Exercise details:
Lift every line from the entries that includes the word "Percent".

The data:
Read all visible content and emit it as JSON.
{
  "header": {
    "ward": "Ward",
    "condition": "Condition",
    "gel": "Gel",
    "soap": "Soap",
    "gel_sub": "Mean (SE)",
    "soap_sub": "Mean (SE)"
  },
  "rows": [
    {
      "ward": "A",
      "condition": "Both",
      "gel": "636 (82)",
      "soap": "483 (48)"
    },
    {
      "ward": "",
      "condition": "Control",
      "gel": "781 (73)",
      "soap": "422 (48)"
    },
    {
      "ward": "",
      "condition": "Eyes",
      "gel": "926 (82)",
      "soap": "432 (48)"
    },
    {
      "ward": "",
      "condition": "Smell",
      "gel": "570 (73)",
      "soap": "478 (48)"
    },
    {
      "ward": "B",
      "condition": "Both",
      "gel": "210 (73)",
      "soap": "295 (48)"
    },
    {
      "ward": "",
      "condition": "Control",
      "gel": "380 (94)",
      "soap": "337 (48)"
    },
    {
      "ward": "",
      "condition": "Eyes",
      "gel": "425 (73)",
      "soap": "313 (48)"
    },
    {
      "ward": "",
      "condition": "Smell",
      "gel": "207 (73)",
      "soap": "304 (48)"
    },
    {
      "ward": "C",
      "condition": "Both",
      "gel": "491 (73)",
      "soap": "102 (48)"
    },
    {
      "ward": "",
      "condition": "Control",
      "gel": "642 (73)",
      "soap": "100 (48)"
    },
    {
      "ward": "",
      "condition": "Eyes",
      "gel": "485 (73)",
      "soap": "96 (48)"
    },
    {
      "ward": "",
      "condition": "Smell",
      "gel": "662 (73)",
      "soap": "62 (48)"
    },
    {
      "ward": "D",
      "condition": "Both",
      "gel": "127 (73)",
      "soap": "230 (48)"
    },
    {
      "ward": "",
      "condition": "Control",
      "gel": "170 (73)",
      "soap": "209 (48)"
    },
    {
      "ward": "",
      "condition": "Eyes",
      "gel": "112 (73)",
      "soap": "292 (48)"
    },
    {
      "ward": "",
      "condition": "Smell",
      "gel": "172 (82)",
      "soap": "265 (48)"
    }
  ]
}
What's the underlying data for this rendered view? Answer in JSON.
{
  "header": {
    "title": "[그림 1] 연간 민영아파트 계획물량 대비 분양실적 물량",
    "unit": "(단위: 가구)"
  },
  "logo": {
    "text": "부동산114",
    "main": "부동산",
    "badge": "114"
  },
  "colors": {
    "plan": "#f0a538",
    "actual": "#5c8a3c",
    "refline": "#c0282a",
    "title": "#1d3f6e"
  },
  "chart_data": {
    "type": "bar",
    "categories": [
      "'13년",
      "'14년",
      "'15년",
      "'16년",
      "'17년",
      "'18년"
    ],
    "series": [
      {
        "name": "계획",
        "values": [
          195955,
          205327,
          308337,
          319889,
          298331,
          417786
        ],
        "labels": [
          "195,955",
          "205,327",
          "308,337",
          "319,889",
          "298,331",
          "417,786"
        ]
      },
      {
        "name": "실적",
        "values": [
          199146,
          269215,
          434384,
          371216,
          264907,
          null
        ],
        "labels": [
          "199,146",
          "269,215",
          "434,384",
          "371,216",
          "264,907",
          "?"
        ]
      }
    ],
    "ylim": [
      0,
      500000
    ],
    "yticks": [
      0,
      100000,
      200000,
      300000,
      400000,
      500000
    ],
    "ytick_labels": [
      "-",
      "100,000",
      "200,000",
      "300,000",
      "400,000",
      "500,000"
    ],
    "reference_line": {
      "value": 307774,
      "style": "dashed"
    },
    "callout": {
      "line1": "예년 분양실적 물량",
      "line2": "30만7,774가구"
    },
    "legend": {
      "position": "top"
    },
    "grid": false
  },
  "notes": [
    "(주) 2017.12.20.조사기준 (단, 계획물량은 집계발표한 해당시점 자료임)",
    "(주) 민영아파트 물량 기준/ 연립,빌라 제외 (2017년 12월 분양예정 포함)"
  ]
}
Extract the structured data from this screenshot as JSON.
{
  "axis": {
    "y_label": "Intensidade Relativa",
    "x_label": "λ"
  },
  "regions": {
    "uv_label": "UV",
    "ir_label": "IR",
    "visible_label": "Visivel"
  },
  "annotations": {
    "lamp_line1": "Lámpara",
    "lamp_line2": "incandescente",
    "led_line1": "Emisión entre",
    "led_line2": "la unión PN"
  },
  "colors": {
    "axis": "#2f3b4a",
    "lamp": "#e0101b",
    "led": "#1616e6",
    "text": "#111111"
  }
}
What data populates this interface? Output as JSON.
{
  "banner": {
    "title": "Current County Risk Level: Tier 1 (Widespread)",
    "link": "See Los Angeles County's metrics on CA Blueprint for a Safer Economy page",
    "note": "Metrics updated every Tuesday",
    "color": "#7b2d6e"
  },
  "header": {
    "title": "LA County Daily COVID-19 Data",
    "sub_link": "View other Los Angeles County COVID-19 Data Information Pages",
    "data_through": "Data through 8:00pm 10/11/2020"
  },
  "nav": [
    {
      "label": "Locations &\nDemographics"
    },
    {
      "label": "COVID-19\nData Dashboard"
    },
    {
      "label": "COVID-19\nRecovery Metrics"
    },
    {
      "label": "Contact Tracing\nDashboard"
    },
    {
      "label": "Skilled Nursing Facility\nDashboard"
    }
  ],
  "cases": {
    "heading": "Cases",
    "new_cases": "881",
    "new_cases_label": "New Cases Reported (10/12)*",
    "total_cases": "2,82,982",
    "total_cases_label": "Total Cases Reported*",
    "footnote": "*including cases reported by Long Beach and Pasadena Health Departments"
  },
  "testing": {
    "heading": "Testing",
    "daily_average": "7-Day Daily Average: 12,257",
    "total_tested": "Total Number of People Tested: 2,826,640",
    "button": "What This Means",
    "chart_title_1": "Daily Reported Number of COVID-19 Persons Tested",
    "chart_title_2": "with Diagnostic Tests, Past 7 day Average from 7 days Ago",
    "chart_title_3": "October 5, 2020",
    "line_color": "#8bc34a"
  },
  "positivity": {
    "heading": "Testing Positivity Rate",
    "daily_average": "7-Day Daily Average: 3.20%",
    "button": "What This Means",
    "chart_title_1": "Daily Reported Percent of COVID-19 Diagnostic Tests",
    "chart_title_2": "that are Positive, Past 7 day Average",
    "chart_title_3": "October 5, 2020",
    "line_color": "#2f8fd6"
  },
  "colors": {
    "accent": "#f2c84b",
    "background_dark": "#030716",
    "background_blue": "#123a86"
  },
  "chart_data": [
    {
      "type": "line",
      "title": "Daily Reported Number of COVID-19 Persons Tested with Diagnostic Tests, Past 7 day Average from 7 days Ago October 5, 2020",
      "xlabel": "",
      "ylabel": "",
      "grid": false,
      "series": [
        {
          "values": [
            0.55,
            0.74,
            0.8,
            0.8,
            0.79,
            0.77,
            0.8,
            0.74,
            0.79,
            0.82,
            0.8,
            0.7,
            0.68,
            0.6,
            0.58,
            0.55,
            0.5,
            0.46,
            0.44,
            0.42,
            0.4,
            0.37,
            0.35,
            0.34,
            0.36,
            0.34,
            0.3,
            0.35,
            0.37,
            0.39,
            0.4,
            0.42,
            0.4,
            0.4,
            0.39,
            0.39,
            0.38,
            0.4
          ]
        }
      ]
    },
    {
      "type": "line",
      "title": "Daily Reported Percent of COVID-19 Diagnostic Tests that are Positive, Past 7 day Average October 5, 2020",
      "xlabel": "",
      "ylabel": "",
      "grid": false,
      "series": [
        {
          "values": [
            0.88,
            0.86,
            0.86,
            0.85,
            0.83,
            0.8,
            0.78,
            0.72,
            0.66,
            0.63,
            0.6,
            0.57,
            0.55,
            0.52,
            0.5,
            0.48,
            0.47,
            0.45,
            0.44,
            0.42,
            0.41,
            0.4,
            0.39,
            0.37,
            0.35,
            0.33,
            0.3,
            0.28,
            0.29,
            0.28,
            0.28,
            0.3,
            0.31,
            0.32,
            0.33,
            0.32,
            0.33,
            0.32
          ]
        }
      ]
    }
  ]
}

The answer:
    "chart_title_1": "Daily Reported Percent of COVID-19 Diagnostic Tests",
      "title": "Daily Reported Percent of COVID-19 Diagnostic Tests that are Positive, Past 7 day Average October 5, 2020",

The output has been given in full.